#### RECORDS SUPPLIED

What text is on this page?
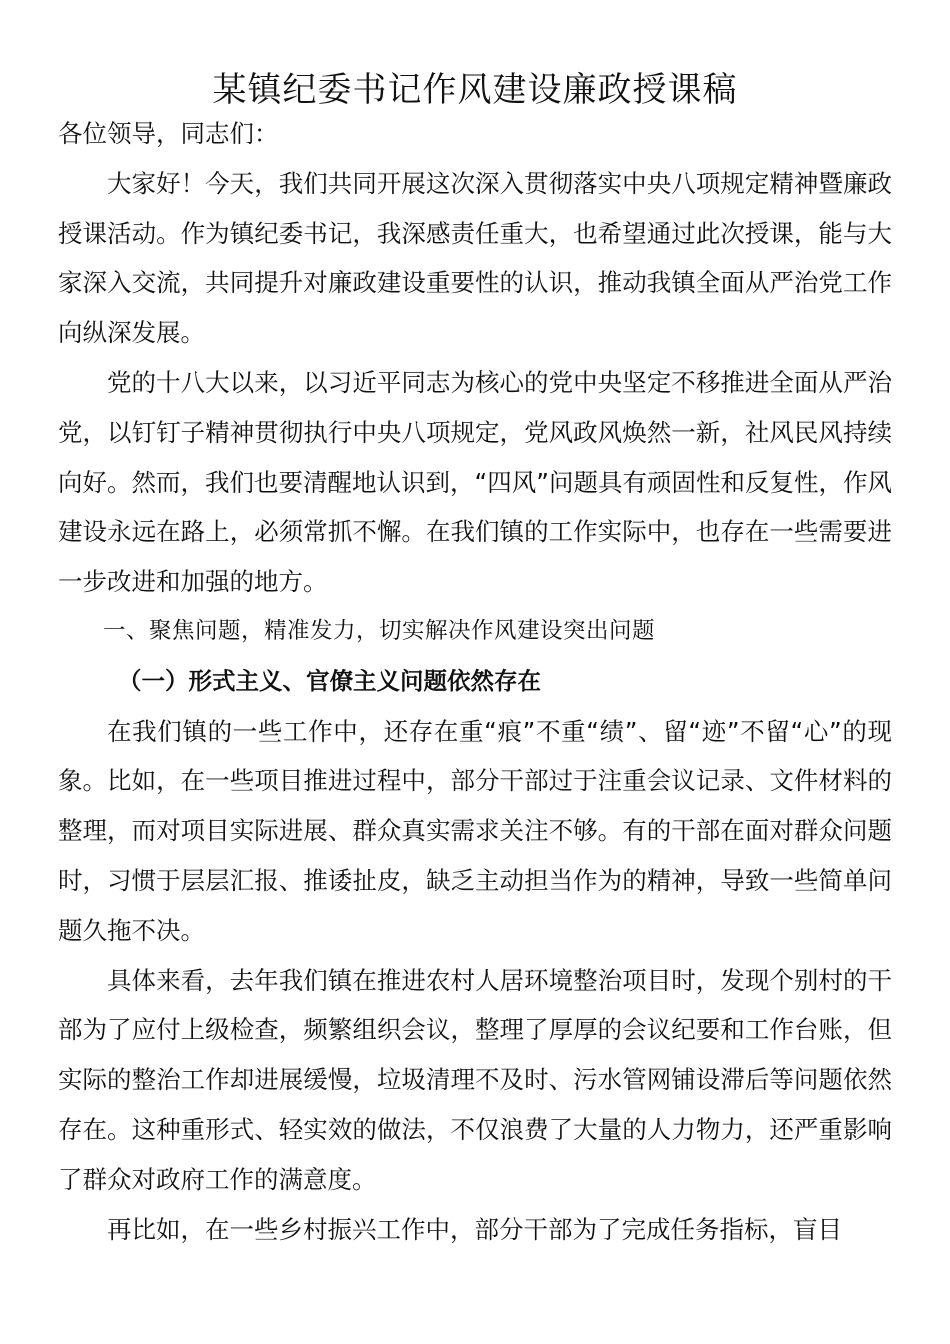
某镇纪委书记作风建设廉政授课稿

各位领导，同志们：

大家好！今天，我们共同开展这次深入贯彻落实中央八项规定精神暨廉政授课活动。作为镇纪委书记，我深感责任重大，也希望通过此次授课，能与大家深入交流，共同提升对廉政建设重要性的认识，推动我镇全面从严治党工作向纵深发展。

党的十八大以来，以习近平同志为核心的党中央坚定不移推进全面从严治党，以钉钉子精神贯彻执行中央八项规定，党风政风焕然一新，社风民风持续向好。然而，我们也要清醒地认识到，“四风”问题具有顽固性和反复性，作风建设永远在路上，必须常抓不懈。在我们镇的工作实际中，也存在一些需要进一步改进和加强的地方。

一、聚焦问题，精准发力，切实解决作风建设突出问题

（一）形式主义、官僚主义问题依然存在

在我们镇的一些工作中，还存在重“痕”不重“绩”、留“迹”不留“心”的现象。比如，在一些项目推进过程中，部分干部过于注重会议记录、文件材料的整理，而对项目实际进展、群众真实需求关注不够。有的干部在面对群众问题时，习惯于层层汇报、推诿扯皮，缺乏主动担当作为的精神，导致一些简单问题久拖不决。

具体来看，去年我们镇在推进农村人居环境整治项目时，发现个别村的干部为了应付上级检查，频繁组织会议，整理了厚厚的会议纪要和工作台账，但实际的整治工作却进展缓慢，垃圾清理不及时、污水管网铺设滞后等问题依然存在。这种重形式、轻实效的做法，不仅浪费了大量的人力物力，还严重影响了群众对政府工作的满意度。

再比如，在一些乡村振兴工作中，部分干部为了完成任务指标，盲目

########
#### RECORDS SUPPLIED

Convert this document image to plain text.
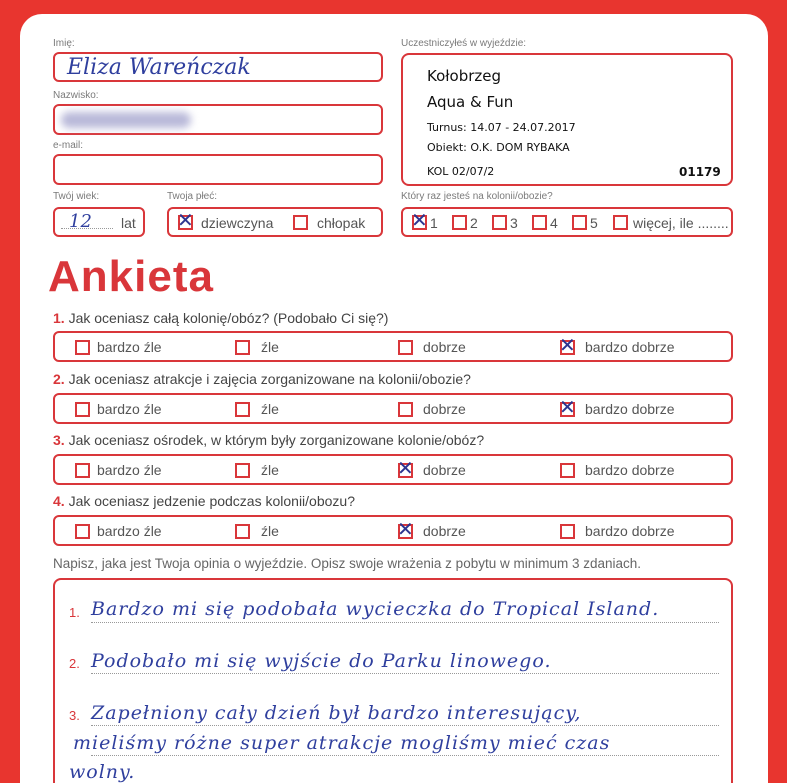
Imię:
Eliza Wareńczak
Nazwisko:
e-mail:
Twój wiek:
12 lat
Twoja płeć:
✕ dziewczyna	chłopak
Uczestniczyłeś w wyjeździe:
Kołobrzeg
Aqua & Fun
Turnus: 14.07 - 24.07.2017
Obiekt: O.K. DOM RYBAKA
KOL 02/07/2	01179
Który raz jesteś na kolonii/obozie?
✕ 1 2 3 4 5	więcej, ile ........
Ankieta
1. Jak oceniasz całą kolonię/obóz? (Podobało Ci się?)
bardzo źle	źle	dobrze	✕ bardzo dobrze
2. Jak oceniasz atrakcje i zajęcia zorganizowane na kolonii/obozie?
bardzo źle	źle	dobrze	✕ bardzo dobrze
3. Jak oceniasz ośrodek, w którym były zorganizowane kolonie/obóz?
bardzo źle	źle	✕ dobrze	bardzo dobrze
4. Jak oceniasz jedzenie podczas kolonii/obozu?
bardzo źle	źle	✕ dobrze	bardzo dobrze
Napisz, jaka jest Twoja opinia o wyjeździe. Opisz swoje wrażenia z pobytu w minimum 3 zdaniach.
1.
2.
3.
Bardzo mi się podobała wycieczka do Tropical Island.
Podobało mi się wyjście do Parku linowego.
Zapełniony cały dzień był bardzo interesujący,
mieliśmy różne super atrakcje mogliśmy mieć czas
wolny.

########
#### RECORDS SUPPLIED

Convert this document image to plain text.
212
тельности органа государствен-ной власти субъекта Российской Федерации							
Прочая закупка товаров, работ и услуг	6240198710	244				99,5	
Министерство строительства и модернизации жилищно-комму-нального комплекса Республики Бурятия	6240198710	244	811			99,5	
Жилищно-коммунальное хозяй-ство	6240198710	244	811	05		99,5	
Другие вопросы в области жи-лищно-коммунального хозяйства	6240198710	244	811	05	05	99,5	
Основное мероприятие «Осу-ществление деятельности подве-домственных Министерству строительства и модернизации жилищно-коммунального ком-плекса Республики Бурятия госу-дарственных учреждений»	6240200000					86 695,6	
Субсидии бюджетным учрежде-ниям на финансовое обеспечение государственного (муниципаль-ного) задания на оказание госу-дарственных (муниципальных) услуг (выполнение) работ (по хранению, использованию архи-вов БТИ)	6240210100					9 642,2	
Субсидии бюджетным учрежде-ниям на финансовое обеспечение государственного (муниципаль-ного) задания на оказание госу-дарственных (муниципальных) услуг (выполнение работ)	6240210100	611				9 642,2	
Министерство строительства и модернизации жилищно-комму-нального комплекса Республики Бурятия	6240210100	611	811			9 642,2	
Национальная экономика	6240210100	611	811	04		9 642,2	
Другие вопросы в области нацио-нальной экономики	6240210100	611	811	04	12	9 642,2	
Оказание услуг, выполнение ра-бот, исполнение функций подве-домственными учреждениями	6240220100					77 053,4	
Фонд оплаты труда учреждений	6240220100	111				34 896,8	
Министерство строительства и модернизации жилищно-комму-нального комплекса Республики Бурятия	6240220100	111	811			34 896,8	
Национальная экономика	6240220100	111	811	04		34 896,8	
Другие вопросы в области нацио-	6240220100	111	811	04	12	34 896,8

########

* _PROMPT_
Read the lines above. Gather those in which the string "муниципаль" is found.

* _PROBLEM SOLUTION_
Субсидии бюджетным учрежде-ниям на финансовое обеспечение государственного (муниципаль-ного) задания на оказание госу-дарственных (муниципальных) услуг (выполнение) работ (по хранению, использованию архи-вов БТИ)	6240210100					9 642,2	
Субсидии бюджетным учрежде-ниям на финансовое обеспечение государственного (муниципаль-ного) задания на оказание госу-дарственных (муниципальных) услуг (выполнение работ)	6240210100	611				9 642,2	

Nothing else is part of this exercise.